### Directive 1
Update the Michigan court opinion by rewriting the part between "Stearns, Kleinstuck Stapleton" and "Accident Assurance Corporation.", inclusive, with "Glenn S. Allen, Jr." changed to "Glenn S. Allen".
— BEGIN Supplied text —
Supreme Court of Michigan
May 21, 1941
298 N.W. 301 (Mich. 1941)

Opinion

Docket No. 76, Calendar No. 41,390.

Submitted January 21, 1941.

Decided May 21, 1941.

Appeal from Department of Labor and Industry. Submitted January 21, 1941. (Docket No. 76, Calendar No. 41,390.) Decided May 21, 1941.

Petitions of Henry Brinkert against Kalamazoo Vegetable Parchment Company, employer and self-insurer, and General Accident Assurance Corporation, insurer, for further compensation and for original compensation for a second injury sustained while in defendant's employ. Petitions heard together. From award to plaintiff as against Kalamazoo Vegetable Parchment Company, it appeals. Affirmed.

Mason, Sharpe Stratton, for plaintiff.

Stearns, Kleinstuck Stapleton ( Herbert J. Stapleton and Glenn S. Allen, Jr., of counsel), for defendant Kalamazoo Vegetable Parchment Company.

Kerr, Lacey Scroggie, for defendant General Accident Assurance Corporation.


On May 24, 1937, while in the employ of appellant, plaintiff sustained an accidental injury to his back. He was paid compensation by the General Accident Assurance Company, the employer's insurance carrier at that time. He returned to work on June 21, 1937, but his condition became progressively worse, and finally in June, 1938, by operative procedure, the fourth and fifth lumbar vertebrae were fused.

In October, 1938, he had recovered to the extent that he was again able to return to work and continued to be so employed until September 14, 1939, when a second accident occurred. During this period, he performed his regular duties, but the record shows, and the department so found, that he continued to experience some difficulty with his back and that he had been instructed to request assistance whenever any heavy lifting was required. In the summer of 1939, he asked to be transferred to lighter work and this request was under consideration when the later accident occurred on September 14, 1939.

On the date last mentioned, two fellow employees dropped a shaft which struck a dolly or truck, pushing it against the back of plaintiff's legs. The blow caused him to fall backwards and his back, at the point of previous injury, struck a pipe that was lying across the dolly. He has since been totally disabled. At the time of this occurrence, the employer carried its own insurance.

Plaintiff filed a petition for further compensation based on the first accident and one for notice and adjustment of claim, based on the second accident. Both petitions were heard together, the department entering an award in favor of plaintiff and against appellant.

On this appeal in the nature of certiorari, it is not claimed that plaintiff is not entitled to receive compensation. The dispute is between the employer, who claims that the loss should be borne solely by the General Accident Assurance Company, the insurance carrier at the time of the first accident, or that they should be held jointly liable therefor.

The opinion of the department states:

"In determining the cause of plaintiff's disability, any realistic approach must consider that both accidents were material factors. The first accident set up the condition which was aggravated to the point of disability by the second. The plaintiff had worked for 10 months at recognized regular employment before the second accident supplied the final touch. The two accidents were not associated in any way except that they both contributed to the same end. The first accident was not the proximate cause of the second accident which was due entirely to the operation of independent forces."
— END Supplied text —
— BEGIN The records —
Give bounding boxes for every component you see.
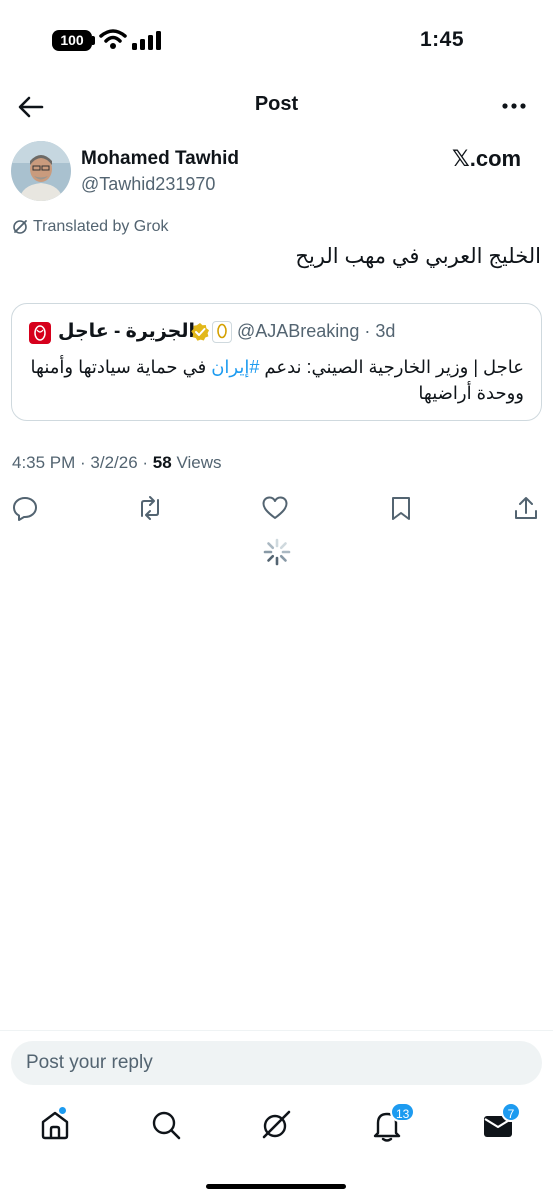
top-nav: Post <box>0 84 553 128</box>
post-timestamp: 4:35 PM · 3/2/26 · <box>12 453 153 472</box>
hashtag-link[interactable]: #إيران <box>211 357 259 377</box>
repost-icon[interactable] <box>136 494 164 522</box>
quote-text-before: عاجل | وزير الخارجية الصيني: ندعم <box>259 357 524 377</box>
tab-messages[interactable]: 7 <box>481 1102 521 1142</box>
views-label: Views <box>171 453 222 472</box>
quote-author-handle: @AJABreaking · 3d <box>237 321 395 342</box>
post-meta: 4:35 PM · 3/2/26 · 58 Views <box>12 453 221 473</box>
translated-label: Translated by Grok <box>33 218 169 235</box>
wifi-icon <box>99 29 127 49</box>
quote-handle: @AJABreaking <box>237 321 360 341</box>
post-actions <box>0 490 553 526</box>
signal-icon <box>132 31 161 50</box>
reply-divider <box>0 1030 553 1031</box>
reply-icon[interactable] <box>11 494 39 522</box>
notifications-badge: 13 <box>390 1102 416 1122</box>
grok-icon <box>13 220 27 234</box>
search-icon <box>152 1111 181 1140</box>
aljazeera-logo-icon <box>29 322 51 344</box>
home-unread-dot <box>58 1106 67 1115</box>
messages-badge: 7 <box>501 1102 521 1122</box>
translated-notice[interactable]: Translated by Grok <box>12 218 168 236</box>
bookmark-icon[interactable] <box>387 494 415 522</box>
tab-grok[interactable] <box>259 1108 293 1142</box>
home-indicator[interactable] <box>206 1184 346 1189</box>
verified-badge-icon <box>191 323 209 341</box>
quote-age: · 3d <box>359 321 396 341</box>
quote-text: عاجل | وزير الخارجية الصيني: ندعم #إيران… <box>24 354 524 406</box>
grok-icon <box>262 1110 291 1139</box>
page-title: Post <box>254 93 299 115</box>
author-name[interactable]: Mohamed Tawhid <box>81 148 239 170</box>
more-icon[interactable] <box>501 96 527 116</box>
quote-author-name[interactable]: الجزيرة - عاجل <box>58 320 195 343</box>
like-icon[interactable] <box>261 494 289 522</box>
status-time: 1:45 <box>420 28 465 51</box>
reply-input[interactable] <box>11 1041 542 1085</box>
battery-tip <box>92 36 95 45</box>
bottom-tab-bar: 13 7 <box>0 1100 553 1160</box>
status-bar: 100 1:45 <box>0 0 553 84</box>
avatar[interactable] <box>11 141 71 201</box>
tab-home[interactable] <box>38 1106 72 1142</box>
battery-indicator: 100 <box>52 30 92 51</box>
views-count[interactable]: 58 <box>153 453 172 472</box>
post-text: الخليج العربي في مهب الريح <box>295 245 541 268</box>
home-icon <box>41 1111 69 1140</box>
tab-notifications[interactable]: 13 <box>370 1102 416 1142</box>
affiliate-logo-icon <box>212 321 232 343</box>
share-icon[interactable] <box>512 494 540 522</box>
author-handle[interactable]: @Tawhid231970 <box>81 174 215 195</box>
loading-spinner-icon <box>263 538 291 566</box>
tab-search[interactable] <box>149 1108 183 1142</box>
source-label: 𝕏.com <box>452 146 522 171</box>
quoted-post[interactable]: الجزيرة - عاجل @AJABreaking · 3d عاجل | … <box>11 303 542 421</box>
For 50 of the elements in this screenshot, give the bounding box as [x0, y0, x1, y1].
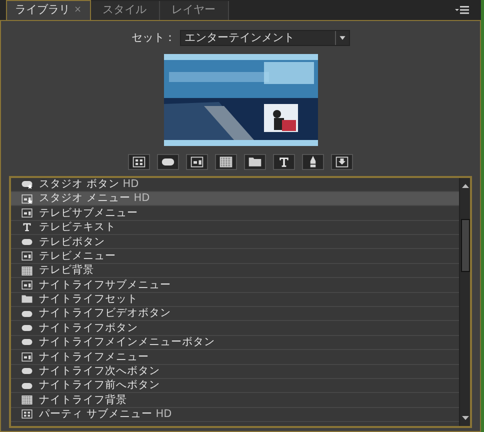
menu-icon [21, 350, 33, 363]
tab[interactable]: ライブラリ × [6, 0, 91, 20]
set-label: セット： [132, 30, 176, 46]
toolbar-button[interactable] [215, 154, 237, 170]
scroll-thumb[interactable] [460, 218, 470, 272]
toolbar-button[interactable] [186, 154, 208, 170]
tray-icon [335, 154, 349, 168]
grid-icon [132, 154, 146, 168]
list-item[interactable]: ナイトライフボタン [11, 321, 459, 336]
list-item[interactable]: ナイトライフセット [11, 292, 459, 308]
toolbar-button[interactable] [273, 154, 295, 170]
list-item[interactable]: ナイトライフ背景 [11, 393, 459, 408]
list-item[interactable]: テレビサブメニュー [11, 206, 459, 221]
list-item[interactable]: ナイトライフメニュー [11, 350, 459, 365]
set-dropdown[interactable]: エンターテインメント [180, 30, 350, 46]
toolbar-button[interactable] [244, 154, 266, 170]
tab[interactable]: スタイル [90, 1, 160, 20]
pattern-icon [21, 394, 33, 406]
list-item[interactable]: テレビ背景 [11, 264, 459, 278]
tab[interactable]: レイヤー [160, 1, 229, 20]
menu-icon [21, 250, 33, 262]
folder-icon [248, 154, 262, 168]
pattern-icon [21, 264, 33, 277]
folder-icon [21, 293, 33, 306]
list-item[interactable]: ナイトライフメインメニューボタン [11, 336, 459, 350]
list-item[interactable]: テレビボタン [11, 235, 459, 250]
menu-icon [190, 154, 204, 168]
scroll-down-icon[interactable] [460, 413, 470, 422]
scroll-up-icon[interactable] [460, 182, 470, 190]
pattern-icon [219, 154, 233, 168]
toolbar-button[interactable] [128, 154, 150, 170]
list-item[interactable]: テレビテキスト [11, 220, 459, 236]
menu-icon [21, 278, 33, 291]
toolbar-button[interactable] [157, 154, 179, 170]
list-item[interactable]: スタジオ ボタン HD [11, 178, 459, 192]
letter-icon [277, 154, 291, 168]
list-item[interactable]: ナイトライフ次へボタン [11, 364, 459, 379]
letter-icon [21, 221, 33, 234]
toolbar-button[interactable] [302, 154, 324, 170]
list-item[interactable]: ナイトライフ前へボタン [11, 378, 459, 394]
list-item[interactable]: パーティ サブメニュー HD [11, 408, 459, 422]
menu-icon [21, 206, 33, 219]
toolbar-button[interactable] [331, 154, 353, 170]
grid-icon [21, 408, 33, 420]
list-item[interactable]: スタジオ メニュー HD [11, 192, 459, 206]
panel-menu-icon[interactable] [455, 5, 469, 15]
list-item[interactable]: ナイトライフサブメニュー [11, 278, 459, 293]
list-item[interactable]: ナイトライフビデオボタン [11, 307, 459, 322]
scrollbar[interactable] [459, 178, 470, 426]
— END The records —
### Directive 2
Show each line of the records that contains the string "الخارجية".

### Output 1
Stearns, Kleinstuck Stapleton ( Herbert J. Stapleton and Glenn S. Allen, of counsel), for defendant Kalamazoo Vegetable Parchment Company.

Kerr, Lacey Scroggie, for defendant General Accident Assurance Corporation.

### Output 2
quote-text-before: عاجل | وزير الخارجية الصيني: ندعم <box>259 357 524 377</box>
quote-text: عاجل | وزير الخارجية الصيني: ندعم #إيران… <box>24 354 524 406</box>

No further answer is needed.